_Direction_
Copy each line that contains the word "them".

Recorded data
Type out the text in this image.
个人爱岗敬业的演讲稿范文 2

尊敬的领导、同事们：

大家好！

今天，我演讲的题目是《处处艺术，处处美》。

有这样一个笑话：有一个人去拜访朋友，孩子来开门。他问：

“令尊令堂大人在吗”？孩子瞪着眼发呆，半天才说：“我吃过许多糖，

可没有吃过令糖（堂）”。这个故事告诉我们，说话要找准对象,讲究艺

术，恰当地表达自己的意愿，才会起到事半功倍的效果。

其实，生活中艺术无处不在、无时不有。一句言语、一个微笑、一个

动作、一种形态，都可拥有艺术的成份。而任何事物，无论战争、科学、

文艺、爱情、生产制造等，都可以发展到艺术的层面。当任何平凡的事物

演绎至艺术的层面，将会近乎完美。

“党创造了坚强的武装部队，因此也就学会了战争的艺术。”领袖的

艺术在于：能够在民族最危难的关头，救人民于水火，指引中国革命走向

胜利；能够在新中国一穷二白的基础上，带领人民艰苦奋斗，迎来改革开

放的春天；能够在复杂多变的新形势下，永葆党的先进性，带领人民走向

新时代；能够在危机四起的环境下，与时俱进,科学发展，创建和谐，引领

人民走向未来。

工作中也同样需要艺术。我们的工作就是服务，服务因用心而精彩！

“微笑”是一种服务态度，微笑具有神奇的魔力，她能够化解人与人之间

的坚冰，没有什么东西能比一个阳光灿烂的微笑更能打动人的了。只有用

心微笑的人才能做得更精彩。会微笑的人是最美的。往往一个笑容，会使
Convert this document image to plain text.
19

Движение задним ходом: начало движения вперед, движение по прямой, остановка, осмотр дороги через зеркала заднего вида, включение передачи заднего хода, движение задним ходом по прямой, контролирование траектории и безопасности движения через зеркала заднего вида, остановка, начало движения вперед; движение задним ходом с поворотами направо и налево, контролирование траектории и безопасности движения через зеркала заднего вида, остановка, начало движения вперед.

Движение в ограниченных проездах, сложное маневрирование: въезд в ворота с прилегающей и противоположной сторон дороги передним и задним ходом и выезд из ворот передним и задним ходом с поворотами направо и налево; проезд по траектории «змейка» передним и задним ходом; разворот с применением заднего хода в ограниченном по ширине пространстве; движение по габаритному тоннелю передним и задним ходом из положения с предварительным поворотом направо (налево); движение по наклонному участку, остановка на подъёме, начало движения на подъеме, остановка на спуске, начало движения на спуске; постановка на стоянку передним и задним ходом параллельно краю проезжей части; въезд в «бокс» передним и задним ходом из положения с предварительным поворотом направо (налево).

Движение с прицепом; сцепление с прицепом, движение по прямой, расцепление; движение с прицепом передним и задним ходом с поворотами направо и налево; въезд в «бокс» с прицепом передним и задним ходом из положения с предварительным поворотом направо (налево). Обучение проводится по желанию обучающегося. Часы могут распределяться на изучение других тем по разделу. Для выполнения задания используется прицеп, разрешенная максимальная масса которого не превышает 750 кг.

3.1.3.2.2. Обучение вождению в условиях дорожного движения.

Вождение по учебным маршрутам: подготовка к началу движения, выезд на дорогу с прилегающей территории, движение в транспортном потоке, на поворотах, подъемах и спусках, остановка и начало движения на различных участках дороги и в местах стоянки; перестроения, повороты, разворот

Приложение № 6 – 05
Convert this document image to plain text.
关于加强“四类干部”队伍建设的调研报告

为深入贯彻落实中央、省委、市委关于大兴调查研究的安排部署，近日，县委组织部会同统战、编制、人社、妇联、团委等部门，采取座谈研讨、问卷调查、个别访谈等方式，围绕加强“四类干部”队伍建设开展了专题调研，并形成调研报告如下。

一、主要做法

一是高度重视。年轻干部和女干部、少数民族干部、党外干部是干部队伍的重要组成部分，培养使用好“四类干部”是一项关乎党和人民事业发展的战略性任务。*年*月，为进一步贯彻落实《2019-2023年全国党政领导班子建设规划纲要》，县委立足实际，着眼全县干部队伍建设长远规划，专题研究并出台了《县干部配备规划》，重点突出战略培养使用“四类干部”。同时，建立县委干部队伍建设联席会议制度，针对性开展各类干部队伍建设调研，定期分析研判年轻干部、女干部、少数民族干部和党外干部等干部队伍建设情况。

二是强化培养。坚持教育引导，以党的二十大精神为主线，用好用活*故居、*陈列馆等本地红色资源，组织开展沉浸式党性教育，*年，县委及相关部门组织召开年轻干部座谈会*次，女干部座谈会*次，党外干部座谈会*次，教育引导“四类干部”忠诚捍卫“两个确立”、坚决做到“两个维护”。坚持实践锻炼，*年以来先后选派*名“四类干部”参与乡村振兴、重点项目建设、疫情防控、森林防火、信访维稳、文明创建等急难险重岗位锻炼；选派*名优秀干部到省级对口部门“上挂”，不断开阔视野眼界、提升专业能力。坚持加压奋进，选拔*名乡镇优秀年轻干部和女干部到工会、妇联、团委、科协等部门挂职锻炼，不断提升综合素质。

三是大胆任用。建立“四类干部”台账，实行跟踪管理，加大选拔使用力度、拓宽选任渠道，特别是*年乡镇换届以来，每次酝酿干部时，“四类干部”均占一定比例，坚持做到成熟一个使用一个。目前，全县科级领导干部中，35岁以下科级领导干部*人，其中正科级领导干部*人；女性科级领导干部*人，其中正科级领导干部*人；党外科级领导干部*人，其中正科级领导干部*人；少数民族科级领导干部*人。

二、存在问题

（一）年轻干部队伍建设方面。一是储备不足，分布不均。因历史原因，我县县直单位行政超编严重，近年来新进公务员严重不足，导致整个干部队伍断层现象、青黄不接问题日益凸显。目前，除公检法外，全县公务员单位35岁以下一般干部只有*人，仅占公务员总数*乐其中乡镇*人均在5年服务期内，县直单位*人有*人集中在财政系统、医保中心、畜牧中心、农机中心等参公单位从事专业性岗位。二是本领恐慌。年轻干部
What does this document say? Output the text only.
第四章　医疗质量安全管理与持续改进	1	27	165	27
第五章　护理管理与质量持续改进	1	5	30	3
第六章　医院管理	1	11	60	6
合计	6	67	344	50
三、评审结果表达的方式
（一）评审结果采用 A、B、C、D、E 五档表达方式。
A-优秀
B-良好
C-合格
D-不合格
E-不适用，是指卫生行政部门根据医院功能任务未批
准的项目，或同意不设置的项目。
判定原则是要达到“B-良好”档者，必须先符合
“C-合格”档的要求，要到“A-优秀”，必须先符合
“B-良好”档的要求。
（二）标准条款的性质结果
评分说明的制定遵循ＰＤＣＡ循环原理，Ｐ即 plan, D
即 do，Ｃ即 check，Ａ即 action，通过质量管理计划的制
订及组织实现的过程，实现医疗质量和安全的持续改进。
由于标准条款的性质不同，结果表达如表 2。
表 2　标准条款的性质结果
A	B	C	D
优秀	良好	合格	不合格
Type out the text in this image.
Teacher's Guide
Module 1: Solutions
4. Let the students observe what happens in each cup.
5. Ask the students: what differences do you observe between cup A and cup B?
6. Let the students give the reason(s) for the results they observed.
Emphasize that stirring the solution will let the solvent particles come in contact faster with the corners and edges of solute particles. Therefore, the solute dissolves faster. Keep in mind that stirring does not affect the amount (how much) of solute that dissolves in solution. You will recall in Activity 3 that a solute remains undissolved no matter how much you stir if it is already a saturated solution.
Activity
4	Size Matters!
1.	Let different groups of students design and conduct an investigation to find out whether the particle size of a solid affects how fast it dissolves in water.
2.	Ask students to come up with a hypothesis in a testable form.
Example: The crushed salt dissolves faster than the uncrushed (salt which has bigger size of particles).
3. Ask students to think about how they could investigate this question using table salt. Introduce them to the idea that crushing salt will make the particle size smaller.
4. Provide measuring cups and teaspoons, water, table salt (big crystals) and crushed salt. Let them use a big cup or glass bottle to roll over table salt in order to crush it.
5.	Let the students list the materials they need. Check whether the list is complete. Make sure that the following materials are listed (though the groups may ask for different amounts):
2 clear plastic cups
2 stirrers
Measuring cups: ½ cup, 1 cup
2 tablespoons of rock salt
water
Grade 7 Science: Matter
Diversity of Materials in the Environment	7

_Task response_
3. Ask students to think about how they could investigate this question using table salt. Introduce them to the idea that crushing salt will make the particle size smaller.
4. Provide measuring cups and teaspoons, water, table salt (big crystals) and crushed salt. Let them use a big cup or glass bottle to roll over table salt in order to crush it.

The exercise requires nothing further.